◆ DIRECTIONS FOR THIS TASK: Rewrite each item below, swapping every "quote-item" for "quote-field" and leaving everything else unchanged. Leave the pictures out of your answer.

◆ THE DATA:
* * *

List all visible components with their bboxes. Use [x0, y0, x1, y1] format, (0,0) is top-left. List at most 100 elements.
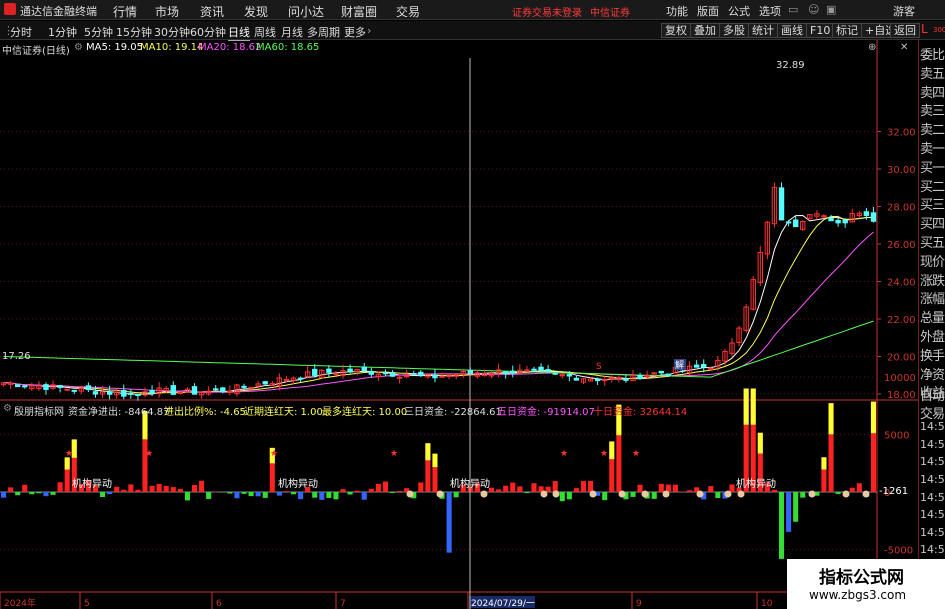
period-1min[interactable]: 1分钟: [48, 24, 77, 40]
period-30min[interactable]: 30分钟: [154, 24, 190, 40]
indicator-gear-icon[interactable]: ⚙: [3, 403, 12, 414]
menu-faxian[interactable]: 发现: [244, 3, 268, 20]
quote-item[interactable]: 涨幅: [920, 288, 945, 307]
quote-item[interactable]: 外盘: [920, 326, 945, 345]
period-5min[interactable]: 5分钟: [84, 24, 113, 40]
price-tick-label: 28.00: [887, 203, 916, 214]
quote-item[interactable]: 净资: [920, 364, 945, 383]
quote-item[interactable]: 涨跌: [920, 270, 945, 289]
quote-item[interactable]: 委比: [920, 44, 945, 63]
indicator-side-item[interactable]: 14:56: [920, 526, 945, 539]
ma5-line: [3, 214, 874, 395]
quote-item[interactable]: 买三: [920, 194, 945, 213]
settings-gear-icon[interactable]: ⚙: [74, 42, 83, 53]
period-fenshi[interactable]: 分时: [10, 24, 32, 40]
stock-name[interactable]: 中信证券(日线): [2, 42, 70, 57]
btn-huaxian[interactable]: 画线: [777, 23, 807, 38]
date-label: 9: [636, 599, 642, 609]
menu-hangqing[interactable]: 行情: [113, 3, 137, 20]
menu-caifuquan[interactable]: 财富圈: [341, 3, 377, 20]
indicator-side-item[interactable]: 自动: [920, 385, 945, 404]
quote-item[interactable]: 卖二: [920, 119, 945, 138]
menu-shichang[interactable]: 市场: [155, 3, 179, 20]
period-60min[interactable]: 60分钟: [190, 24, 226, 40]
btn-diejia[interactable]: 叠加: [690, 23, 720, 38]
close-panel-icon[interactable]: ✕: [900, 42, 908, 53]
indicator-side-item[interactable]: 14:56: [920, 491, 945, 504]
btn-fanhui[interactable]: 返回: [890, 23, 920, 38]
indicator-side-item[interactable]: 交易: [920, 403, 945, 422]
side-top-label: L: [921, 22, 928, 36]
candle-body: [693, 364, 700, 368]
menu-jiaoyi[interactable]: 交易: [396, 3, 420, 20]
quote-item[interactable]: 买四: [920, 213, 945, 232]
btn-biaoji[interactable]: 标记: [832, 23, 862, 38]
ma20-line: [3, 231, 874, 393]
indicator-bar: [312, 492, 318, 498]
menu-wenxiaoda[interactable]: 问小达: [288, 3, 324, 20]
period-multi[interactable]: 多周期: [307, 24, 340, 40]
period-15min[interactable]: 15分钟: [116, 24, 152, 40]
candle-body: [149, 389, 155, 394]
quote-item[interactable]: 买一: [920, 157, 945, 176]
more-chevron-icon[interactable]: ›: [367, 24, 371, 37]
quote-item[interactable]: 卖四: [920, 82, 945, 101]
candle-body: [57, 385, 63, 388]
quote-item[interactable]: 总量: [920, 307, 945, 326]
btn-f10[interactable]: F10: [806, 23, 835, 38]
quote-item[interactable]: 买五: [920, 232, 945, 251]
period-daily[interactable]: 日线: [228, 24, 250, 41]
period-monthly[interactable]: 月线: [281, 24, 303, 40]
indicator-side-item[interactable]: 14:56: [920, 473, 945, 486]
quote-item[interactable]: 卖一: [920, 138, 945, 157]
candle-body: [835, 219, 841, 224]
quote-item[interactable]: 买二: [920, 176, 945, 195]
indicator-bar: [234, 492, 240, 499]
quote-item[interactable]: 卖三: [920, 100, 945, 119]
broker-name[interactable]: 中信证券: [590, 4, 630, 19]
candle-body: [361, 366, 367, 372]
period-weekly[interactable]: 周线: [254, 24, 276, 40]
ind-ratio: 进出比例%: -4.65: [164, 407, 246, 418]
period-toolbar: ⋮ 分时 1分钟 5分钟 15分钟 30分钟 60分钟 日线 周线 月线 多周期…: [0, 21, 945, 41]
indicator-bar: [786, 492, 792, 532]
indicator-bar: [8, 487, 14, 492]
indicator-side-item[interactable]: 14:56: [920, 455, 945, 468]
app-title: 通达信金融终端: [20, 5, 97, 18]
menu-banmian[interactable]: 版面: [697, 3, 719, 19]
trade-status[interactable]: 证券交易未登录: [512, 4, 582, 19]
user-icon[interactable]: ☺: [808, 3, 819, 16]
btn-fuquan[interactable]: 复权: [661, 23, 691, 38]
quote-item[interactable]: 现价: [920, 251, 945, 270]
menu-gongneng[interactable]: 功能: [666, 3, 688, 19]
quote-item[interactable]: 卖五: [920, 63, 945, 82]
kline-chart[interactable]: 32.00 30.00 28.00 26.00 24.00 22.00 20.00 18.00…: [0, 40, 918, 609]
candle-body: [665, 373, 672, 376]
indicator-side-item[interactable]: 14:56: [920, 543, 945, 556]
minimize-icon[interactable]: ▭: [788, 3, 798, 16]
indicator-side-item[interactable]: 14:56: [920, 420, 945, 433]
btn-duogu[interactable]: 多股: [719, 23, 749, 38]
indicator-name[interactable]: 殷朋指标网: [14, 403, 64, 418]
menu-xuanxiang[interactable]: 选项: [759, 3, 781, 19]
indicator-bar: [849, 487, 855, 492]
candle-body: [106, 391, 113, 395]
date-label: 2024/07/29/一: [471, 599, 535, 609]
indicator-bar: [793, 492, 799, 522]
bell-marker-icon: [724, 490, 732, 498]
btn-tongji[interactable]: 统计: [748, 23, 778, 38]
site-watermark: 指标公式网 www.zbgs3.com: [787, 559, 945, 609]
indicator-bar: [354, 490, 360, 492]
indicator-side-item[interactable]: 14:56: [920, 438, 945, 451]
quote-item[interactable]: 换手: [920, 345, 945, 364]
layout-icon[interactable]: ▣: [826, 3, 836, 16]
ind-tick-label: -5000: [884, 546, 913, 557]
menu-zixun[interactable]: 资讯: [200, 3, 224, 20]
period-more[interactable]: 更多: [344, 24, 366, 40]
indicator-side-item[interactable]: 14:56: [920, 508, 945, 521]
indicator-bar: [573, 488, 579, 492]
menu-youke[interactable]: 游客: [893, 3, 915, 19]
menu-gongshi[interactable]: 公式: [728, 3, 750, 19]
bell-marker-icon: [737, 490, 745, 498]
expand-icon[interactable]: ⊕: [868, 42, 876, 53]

* * *

◆ RESULT:
List all visible components with their bboxes. Use [x0, y0, x1, y1] format, (0,0) is top-left. List at most 100 elements.
period-1min[interactable]: 1分钟: [48, 24, 77, 40]
period-30min[interactable]: 30分钟: [154, 24, 190, 40]
indicator-gear-icon[interactable]: ⚙: [3, 403, 12, 414]
menu-faxian[interactable]: 发现: [244, 3, 268, 20]
quote-field[interactable]: 涨幅: [920, 288, 945, 307]
quote-field[interactable]: 外盘: [920, 326, 945, 345]
period-5min[interactable]: 5分钟: [84, 24, 113, 40]
price-tick-label: 28.00: [887, 203, 916, 214]
quote-field[interactable]: 净资: [920, 364, 945, 383]
quote-field[interactable]: 涨跌: [920, 270, 945, 289]
quote-field[interactable]: 委比: [920, 44, 945, 63]
indicator-side-item[interactable]: 14:56: [920, 526, 945, 539]
ma5-line: [3, 214, 874, 395]
quote-field[interactable]: 买三: [920, 194, 945, 213]
settings-gear-icon[interactable]: ⚙: [74, 42, 83, 53]
period-fenshi[interactable]: 分时: [10, 24, 32, 40]
stock-name[interactable]: 中信证券(日线): [2, 42, 70, 57]
btn-huaxian[interactable]: 画线: [777, 23, 807, 38]
date-label: 9: [636, 599, 642, 609]
menu-hangqing[interactable]: 行情: [113, 3, 137, 20]
menu-caifuquan[interactable]: 财富圈: [341, 3, 377, 20]
indicator-side-item[interactable]: 自动: [920, 385, 945, 404]
quote-field[interactable]: 卖二: [920, 119, 945, 138]
menu-shichang[interactable]: 市场: [155, 3, 179, 20]
period-60min[interactable]: 60分钟: [190, 24, 226, 40]
btn-diejia[interactable]: 叠加: [690, 23, 720, 38]
close-panel-icon[interactable]: ✕: [900, 42, 908, 53]
indicator-side-item[interactable]: 14:56: [920, 491, 945, 504]
btn-fanhui[interactable]: 返回: [890, 23, 920, 38]
indicator-side-item[interactable]: 交易: [920, 403, 945, 422]
side-top-label: L: [921, 22, 928, 36]
candle-body: [693, 364, 700, 368]
menu-jiaoyi[interactable]: 交易: [396, 3, 420, 20]
quote-field[interactable]: 买四: [920, 213, 945, 232]
btn-biaoji[interactable]: 标记: [832, 23, 862, 38]
ma20-line: [3, 231, 874, 393]
indicator-bar: [312, 492, 318, 498]
menu-wenxiaoda[interactable]: 问小达: [288, 3, 324, 20]
period-multi[interactable]: 多周期: [307, 24, 340, 40]
period-15min[interactable]: 15分钟: [116, 24, 152, 40]
candle-body: [149, 389, 155, 394]
quote-field[interactable]: 买一: [920, 157, 945, 176]
more-chevron-icon[interactable]: ›: [367, 24, 371, 37]
quote-field[interactable]: 卖四: [920, 82, 945, 101]
candle-body: [57, 385, 63, 388]
quote-field[interactable]: 总量: [920, 307, 945, 326]
btn-f10[interactable]: F10: [806, 23, 835, 38]
quote-field[interactable]: 买五: [920, 232, 945, 251]
period-daily[interactable]: 日线: [228, 24, 250, 41]
period-monthly[interactable]: 月线: [281, 24, 303, 40]
indicator-side-item[interactable]: 14:56: [920, 473, 945, 486]
quote-field[interactable]: 卖一: [920, 138, 945, 157]
candle-body: [835, 219, 841, 224]
quote-field[interactable]: 买二: [920, 176, 945, 195]
indicator-bar: [234, 492, 240, 499]
quote-field[interactable]: 卖三: [920, 100, 945, 119]
broker-name[interactable]: 中信证券: [590, 4, 630, 19]
candle-body: [361, 366, 367, 372]
period-weekly[interactable]: 周线: [254, 24, 276, 40]
ind-ratio: 进出比例%: -4.65: [164, 407, 246, 418]
period-toolbar: ⋮ 分时 1分钟 5分钟 15分钟 30分钟 60分钟 日线 周线 月线 多周期…: [0, 21, 945, 41]
indicator-bar: [786, 492, 792, 532]
indicator-bar: [8, 487, 14, 492]
indicator-side-item[interactable]: 14:56: [920, 455, 945, 468]
app-title: 通达信金融终端: [20, 5, 97, 18]
menu-banmian[interactable]: 版面: [697, 3, 719, 19]
trade-status[interactable]: 证券交易未登录: [512, 4, 582, 19]
user-icon[interactable]: ☺: [808, 3, 819, 16]
btn-fuquan[interactable]: 复权: [661, 23, 691, 38]
quote-field[interactable]: 现价: [920, 251, 945, 270]
menu-gongneng[interactable]: 功能: [666, 3, 688, 19]
quote-field[interactable]: 卖五: [920, 63, 945, 82]
kline-chart[interactable]: 32.00 30.00 28.00 26.00 24.00 22.00 20.00 18.00…: [0, 40, 918, 609]
candle-body: [665, 373, 672, 376]
indicator-side-item[interactable]: 14:56: [920, 543, 945, 556]
minimize-icon[interactable]: ▭: [788, 3, 798, 16]
indicator-side-item[interactable]: 14:56: [920, 420, 945, 433]
btn-duogu[interactable]: 多股: [719, 23, 749, 38]
indicator-name[interactable]: 殷朋指标网: [14, 403, 64, 418]
menu-xuanxiang[interactable]: 选项: [759, 3, 781, 19]
indicator-bar: [849, 487, 855, 492]
candle-body: [106, 391, 113, 395]
date-label: 2024/07/29/一: [471, 599, 535, 609]
indicator-bar: [793, 492, 799, 522]
bell-marker-icon: [724, 490, 732, 498]
btn-tongji[interactable]: 统计: [748, 23, 778, 38]
site-watermark: 指标公式网 www.zbgs3.com: [787, 559, 945, 609]
indicator-bar: [354, 490, 360, 492]
indicator-side-item[interactable]: 14:56: [920, 438, 945, 451]
quote-field[interactable]: 换手: [920, 345, 945, 364]
layout-icon[interactable]: ▣: [826, 3, 836, 16]
ind-tick-label: -5000: [884, 546, 913, 557]
menu-zixun[interactable]: 资讯: [200, 3, 224, 20]
period-more[interactable]: 更多: [344, 24, 366, 40]
indicator-side-item[interactable]: 14:56: [920, 508, 945, 521]
indicator-bar: [573, 488, 579, 492]
menu-youke[interactable]: 游客: [893, 3, 915, 19]
menu-gongshi[interactable]: 公式: [728, 3, 750, 19]
bell-marker-icon: [737, 490, 745, 498]
expand-icon[interactable]: ⊕: [868, 42, 876, 53]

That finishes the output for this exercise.